*STATED GOAL*. Below are records to be output exactly, every one of them.

+++

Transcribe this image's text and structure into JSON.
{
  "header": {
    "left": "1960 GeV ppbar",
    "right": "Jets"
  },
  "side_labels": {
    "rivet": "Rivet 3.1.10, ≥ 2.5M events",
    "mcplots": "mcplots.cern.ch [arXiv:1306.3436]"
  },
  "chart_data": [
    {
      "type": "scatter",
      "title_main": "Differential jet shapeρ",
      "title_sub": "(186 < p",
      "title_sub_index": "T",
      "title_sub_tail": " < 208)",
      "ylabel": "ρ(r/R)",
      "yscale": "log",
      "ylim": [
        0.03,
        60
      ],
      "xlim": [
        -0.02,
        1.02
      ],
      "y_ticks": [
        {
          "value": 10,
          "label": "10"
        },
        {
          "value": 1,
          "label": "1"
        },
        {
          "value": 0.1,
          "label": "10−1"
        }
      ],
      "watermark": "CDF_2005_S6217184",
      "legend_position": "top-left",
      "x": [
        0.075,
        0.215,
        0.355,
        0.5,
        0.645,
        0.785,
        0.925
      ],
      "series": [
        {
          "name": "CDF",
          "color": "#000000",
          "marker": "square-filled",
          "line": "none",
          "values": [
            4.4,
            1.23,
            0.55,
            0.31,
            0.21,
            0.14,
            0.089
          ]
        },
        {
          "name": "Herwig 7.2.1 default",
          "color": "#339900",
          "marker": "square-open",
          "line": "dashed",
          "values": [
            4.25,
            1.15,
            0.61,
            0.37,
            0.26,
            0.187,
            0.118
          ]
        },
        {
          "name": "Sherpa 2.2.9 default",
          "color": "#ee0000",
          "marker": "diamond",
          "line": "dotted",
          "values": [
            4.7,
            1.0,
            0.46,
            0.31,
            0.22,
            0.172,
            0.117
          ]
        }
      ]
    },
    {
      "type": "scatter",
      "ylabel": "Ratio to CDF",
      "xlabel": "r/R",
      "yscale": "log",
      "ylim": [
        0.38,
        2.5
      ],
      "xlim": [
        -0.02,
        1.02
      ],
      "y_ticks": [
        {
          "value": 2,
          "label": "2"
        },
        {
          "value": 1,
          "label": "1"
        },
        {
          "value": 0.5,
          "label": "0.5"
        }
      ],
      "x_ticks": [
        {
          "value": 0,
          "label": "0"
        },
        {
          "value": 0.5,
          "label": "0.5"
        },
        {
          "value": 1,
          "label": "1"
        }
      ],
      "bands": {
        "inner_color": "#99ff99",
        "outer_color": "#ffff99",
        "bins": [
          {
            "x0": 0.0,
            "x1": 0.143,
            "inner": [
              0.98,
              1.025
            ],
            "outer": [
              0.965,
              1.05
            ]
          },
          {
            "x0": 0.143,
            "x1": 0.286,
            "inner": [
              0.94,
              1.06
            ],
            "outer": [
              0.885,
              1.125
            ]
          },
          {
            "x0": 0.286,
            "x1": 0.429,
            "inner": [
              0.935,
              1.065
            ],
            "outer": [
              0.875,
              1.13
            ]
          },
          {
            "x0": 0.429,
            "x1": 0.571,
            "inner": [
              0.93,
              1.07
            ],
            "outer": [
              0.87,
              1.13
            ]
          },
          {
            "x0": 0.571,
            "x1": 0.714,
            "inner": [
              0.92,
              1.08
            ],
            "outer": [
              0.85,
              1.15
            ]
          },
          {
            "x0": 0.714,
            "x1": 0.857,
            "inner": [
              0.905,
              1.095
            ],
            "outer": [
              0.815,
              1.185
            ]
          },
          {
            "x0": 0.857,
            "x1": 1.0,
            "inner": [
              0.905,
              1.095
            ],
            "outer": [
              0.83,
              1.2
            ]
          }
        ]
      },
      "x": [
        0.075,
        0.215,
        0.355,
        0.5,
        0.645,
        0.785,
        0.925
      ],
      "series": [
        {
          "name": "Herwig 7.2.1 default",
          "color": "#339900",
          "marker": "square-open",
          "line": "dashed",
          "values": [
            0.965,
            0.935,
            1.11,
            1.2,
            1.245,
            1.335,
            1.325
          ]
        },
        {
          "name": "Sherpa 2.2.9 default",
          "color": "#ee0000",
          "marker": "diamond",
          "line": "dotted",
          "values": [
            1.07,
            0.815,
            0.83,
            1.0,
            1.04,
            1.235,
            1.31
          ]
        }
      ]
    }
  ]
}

+++

*ANSWER*.
Transcribe this image's text and structure into JSON.
{
  "header": {
    "left": "1960 GeV ppbar",
    "right": "Jets"
  },
  "side_labels": {
    "rivet": "Rivet 3.1.10, ≥ 2.5M events",
    "mcplots": "mcplots.cern.ch [arXiv:1306.3436]"
  },
  "chart_data": [
    {
      "type": "scatter",
      "title_main": "Differential jet shapeρ",
      "title_sub": "(186 < p",
      "title_sub_index": "T",
      "title_sub_tail": " < 208)",
      "ylabel": "ρ(r/R)",
      "yscale": "log",
      "ylim": [
        0.03,
        60
      ],
      "xlim": [
        -0.02,
        1.02
      ],
      "y_ticks": [
        {
          "value": 10,
          "label": "10"
        },
        {
          "value": 1,
          "label": "1"
        },
        {
          "value": 0.1,
          "label": "10−1"
        }
      ],
      "watermark": "CDF_2005_S6217184",
      "legend_position": "top-left",
      "x": [
        0.075,
        0.215,
        0.355,
        0.5,
        0.645,
        0.785,
        0.925
      ],
      "series": [
        {
          "name": "CDF",
          "color": "#000000",
          "marker": "square-filled",
          "line": "none",
          "values": [
            4.4,
            1.23,
            0.55,
            0.31,
            0.21,
            0.14,
            0.089
          ]
        },
        {
          "name": "Herwig 7.2.1 default",
          "color": "#339900",
          "marker": "square-open",
          "line": "dashed",
          "values": [
            4.25,
            1.15,
            0.61,
            0.37,
            0.26,
            0.187,
            0.118
          ]
        },
        {
          "name": "Sherpa 2.2.9 default",
          "color": "#ee0000",
          "marker": "diamond",
          "line": "dotted",
          "values": [
            4.7,
            1.0,
            0.46,
            0.31,
            0.22,
            0.172,
            0.117
          ]
        }
      ]
    },
    {
      "type": "scatter",
      "ylabel": "Ratio to CDF",
      "xlabel": "r/R",
      "yscale": "log",
      "ylim": [
        0.38,
        2.5
      ],
      "xlim": [
        -0.02,
        1.02
      ],
      "y_ticks": [
        {
          "value": 2,
          "label": "2"
        },
        {
          "value": 1,
          "label": "1"
        },
        {
          "value": 0.5,
          "label": "0.5"
        }
      ],
      "x_ticks": [
        {
          "value": 0,
          "label": "0"
        },
        {
          "value": 0.5,
          "label": "0.5"
        },
        {
          "value": 1,
          "label": "1"
        }
      ],
      "bands": {
        "inner_color": "#99ff99",
        "outer_color": "#ffff99",
        "bins": [
          {
            "x0": 0.0,
            "x1": 0.143,
            "inner": [
              0.98,
              1.025
            ],
            "outer": [
              0.965,
              1.05
            ]
          },
          {
            "x0": 0.143,
            "x1": 0.286,
            "inner": [
              0.94,
              1.06
            ],
            "outer": [
              0.885,
              1.125
            ]
          },
          {
            "x0": 0.286,
            "x1": 0.429,
            "inner": [
              0.935,
              1.065
            ],
            "outer": [
              0.875,
              1.13
            ]
          },
          {
            "x0": 0.429,
            "x1": 0.571,
            "inner": [
              0.93,
              1.07
            ],
            "outer": [
              0.87,
              1.13
            ]
          },
          {
            "x0": 0.571,
            "x1": 0.714,
            "inner": [
              0.92,
              1.08
            ],
            "outer": [
              0.85,
              1.15
            ]
          },
          {
            "x0": 0.714,
            "x1": 0.857,
            "inner": [
              0.905,
              1.095
            ],
            "outer": [
              0.815,
              1.185
            ]
          },
          {
            "x0": 0.857,
            "x1": 1.0,
            "inner": [
              0.905,
              1.095
            ],
            "outer": [
              0.83,
              1.2
            ]
          }
        ]
      },
      "x": [
        0.075,
        0.215,
        0.355,
        0.5,
        0.645,
        0.785,
        0.925
      ],
      "series": [
        {
          "name": "Herwig 7.2.1 default",
          "color": "#339900",
          "marker": "square-open",
          "line": "dashed",
          "values": [
            0.965,
            0.935,
            1.11,
            1.2,
            1.245,
            1.335,
            1.325
          ]
        },
        {
          "name": "Sherpa 2.2.9 default",
          "color": "#ee0000",
          "marker": "diamond",
          "line": "dotted",
          "values": [
            1.07,
            0.815,
            0.83,
            1.0,
            1.04,
            1.235,
            1.31
          ]
        }
      ]
    }
  ]
}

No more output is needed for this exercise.